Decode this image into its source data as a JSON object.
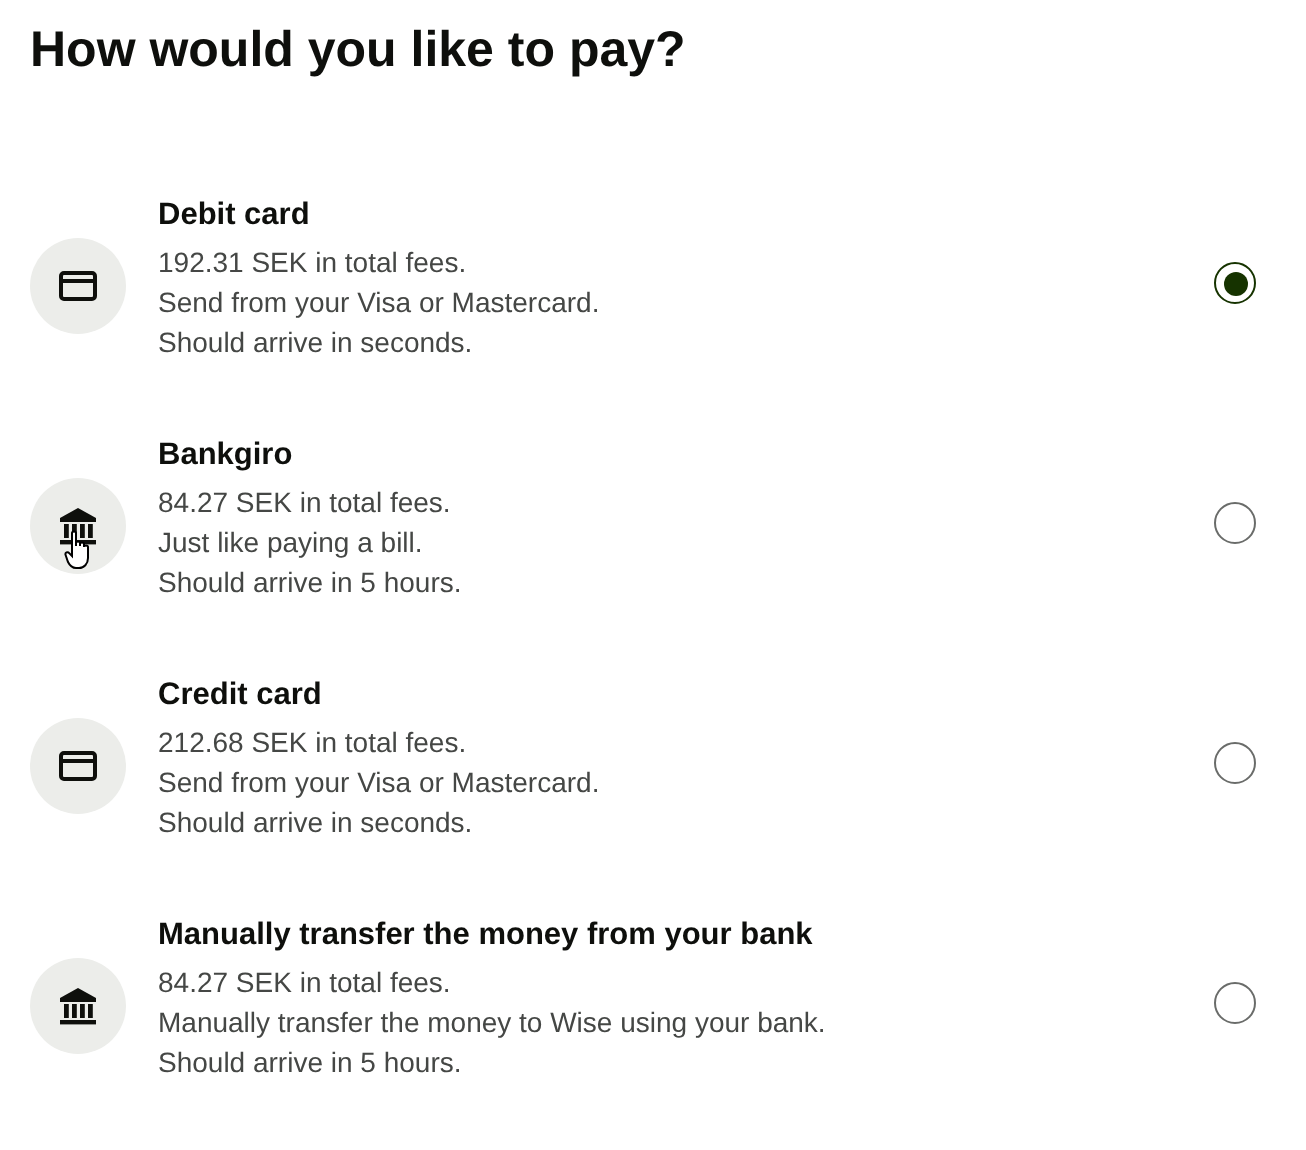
{
  "title": "How would you like to pay?",
  "options": [
    {
      "kind": "card",
      "title": "Debit card",
      "lines": [
        "192.31 SEK in total fees.",
        "Send from your Visa or Mastercard.",
        "Should arrive in seconds."
      ],
      "selected": true,
      "hovered": false
    },
    {
      "kind": "bank",
      "title": "Bankgiro",
      "lines": [
        "84.27 SEK in total fees.",
        "Just like paying a bill.",
        "Should arrive in 5 hours."
      ],
      "selected": false,
      "hovered": true
    },
    {
      "kind": "card",
      "title": "Credit card",
      "lines": [
        "212.68 SEK in total fees.",
        "Send from your Visa or Mastercard.",
        "Should arrive in seconds."
      ],
      "selected": false,
      "hovered": false
    },
    {
      "kind": "bank",
      "title": "Manually transfer the money from your bank",
      "lines": [
        "84.27 SEK in total fees.",
        "Manually transfer the money to Wise using your bank.",
        "Should arrive in 5 hours."
      ],
      "selected": false,
      "hovered": false
    }
  ]
}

------------------------------------

__Written task__: Omitting all images, retype each line of the records precisely.

__Result of the exercise__:
Decode this image into its source data as a JSON object.
{
  "title": "How would you like to pay?",
  "options": [
    {
      "kind": "card",
      "title": "Debit card",
      "lines": [
        "192.31 SEK in total fees.",
        "Send from your Visa or Mastercard.",
        "Should arrive in seconds."
      ],
      "selected": true,
      "hovered": false
    },
    {
      "kind": "bank",
      "title": "Bankgiro",
      "lines": [
        "84.27 SEK in total fees.",
        "Just like paying a bill.",
        "Should arrive in 5 hours."
      ],
      "selected": false,
      "hovered": true
    },
    {
      "kind": "card",
      "title": "Credit card",
      "lines": [
        "212.68 SEK in total fees.",
        "Send from your Visa or Mastercard.",
        "Should arrive in seconds."
      ],
      "selected": false,
      "hovered": false
    },
    {
      "kind": "bank",
      "title": "Manually transfer the money from your bank",
      "lines": [
        "84.27 SEK in total fees.",
        "Manually transfer the money to Wise using your bank.",
        "Should arrive in 5 hours."
      ],
      "selected": false,
      "hovered": false
    }
  ]
}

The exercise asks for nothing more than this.